→ **WHAT IS BEING ASKED**
Each line of the material must be repeated precisely, with the pictures left out.

━━━━━━━━━━

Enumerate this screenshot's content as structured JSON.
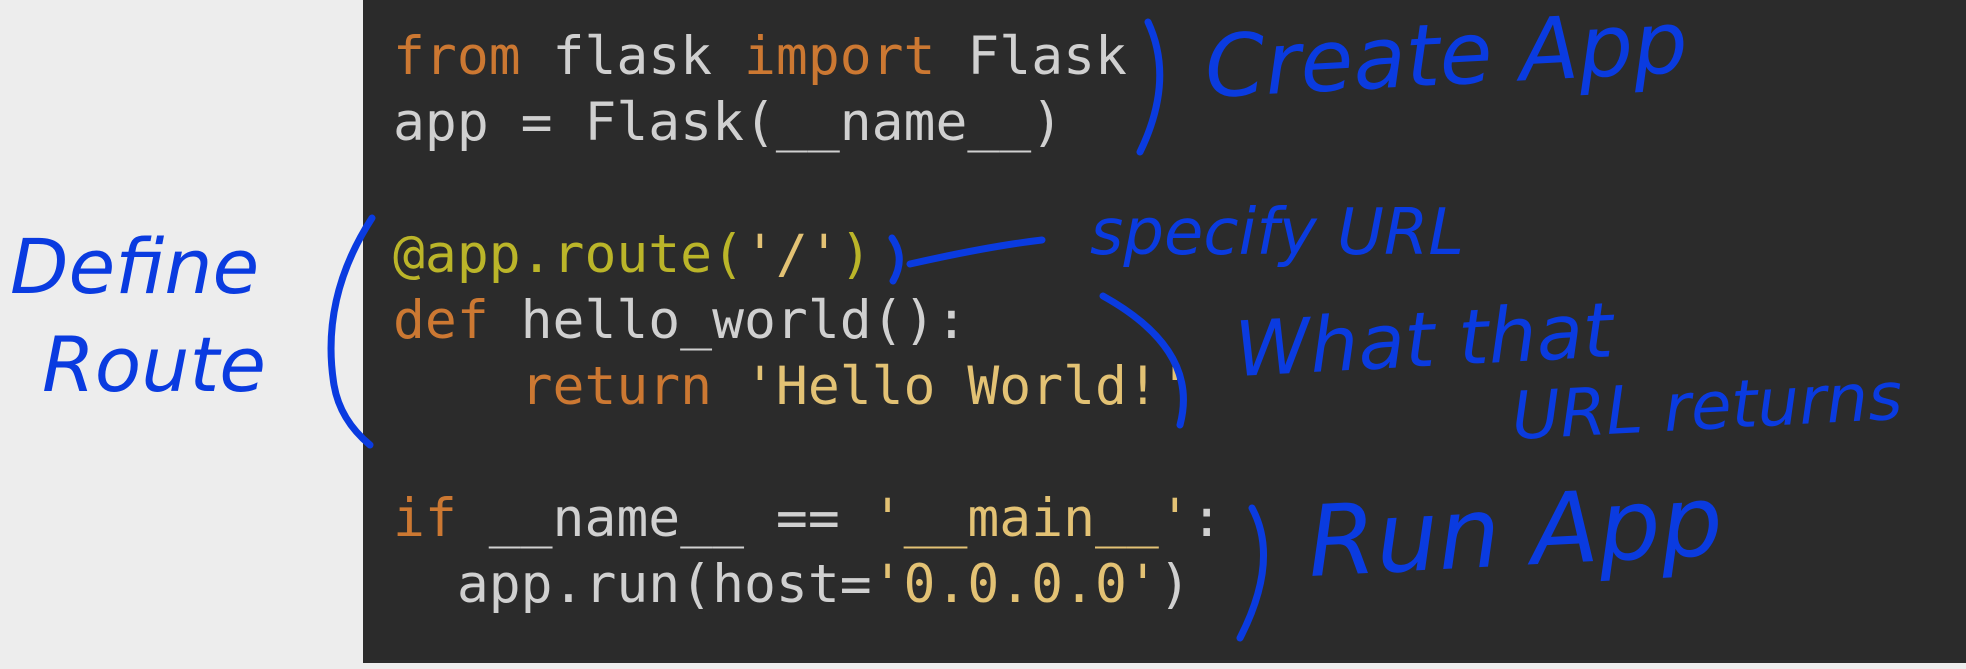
{
  "code": {
    "lines": [
      [
        {
          "t": "from",
          "c": "kw"
        },
        {
          "t": " flask ",
          "c": "plain"
        },
        {
          "t": "import",
          "c": "kw"
        },
        {
          "t": " Flask",
          "c": "plain"
        }
      ],
      [
        {
          "t": "app = Flask(__name__)",
          "c": "plain"
        }
      ],
      [],
      [
        {
          "t": "@app.route(",
          "c": "dec"
        },
        {
          "t": "'/'",
          "c": "str"
        },
        {
          "t": ")",
          "c": "dec"
        }
      ],
      [
        {
          "t": "def",
          "c": "kw"
        },
        {
          "t": " hello_world():",
          "c": "plain"
        }
      ],
      [
        {
          "t": "    ",
          "c": "plain"
        },
        {
          "t": "return",
          "c": "kw"
        },
        {
          "t": " ",
          "c": "plain"
        },
        {
          "t": "'Hello World!'",
          "c": "str"
        }
      ],
      [],
      [
        {
          "t": "if",
          "c": "kw"
        },
        {
          "t": " __name__ == ",
          "c": "plain"
        },
        {
          "t": "'__main__'",
          "c": "str"
        },
        {
          "t": ":",
          "c": "plain"
        }
      ],
      [
        {
          "t": "  app.run(host=",
          "c": "plain"
        },
        {
          "t": "'0.0.0.0'",
          "c": "str"
        },
        {
          "t": ")",
          "c": "plain"
        }
      ]
    ]
  },
  "annotations": {
    "create_app": "Create App",
    "specify_url": "specify URL",
    "what_that": "What that",
    "url_returns": "URL returns",
    "run_app": "Run App",
    "define": "Define",
    "route": "Route"
  },
  "colors": {
    "background": "#ededed",
    "code_panel": "#2b2b2b",
    "keyword": "#cc7832",
    "string": "#e3c274",
    "decorator": "#bbb529",
    "plain": "#d0d0d0",
    "ink": "#0a3be0"
  }
}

━━━━━━━━━━

→ **FINAL RESULT**
Enumerate this screenshot's content as structured JSON.
{
  "code": {
    "lines": [
      [
        {
          "t": "from",
          "c": "kw"
        },
        {
          "t": " flask ",
          "c": "plain"
        },
        {
          "t": "import",
          "c": "kw"
        },
        {
          "t": " Flask",
          "c": "plain"
        }
      ],
      [
        {
          "t": "app = Flask(__name__)",
          "c": "plain"
        }
      ],
      [],
      [
        {
          "t": "@app.route(",
          "c": "dec"
        },
        {
          "t": "'/'",
          "c": "str"
        },
        {
          "t": ")",
          "c": "dec"
        }
      ],
      [
        {
          "t": "def",
          "c": "kw"
        },
        {
          "t": " hello_world():",
          "c": "plain"
        }
      ],
      [
        {
          "t": "    ",
          "c": "plain"
        },
        {
          "t": "return",
          "c": "kw"
        },
        {
          "t": " ",
          "c": "plain"
        },
        {
          "t": "'Hello World!'",
          "c": "str"
        }
      ],
      [],
      [
        {
          "t": "if",
          "c": "kw"
        },
        {
          "t": " __name__ == ",
          "c": "plain"
        },
        {
          "t": "'__main__'",
          "c": "str"
        },
        {
          "t": ":",
          "c": "plain"
        }
      ],
      [
        {
          "t": "  app.run(host=",
          "c": "plain"
        },
        {
          "t": "'0.0.0.0'",
          "c": "str"
        },
        {
          "t": ")",
          "c": "plain"
        }
      ]
    ]
  },
  "annotations": {
    "create_app": "Create App",
    "specify_url": "specify URL",
    "what_that": "What that",
    "url_returns": "URL returns",
    "run_app": "Run App",
    "define": "Define",
    "route": "Route"
  },
  "colors": {
    "background": "#ededed",
    "code_panel": "#2b2b2b",
    "keyword": "#cc7832",
    "string": "#e3c274",
    "decorator": "#bbb529",
    "plain": "#d0d0d0",
    "ink": "#0a3be0"
  }
}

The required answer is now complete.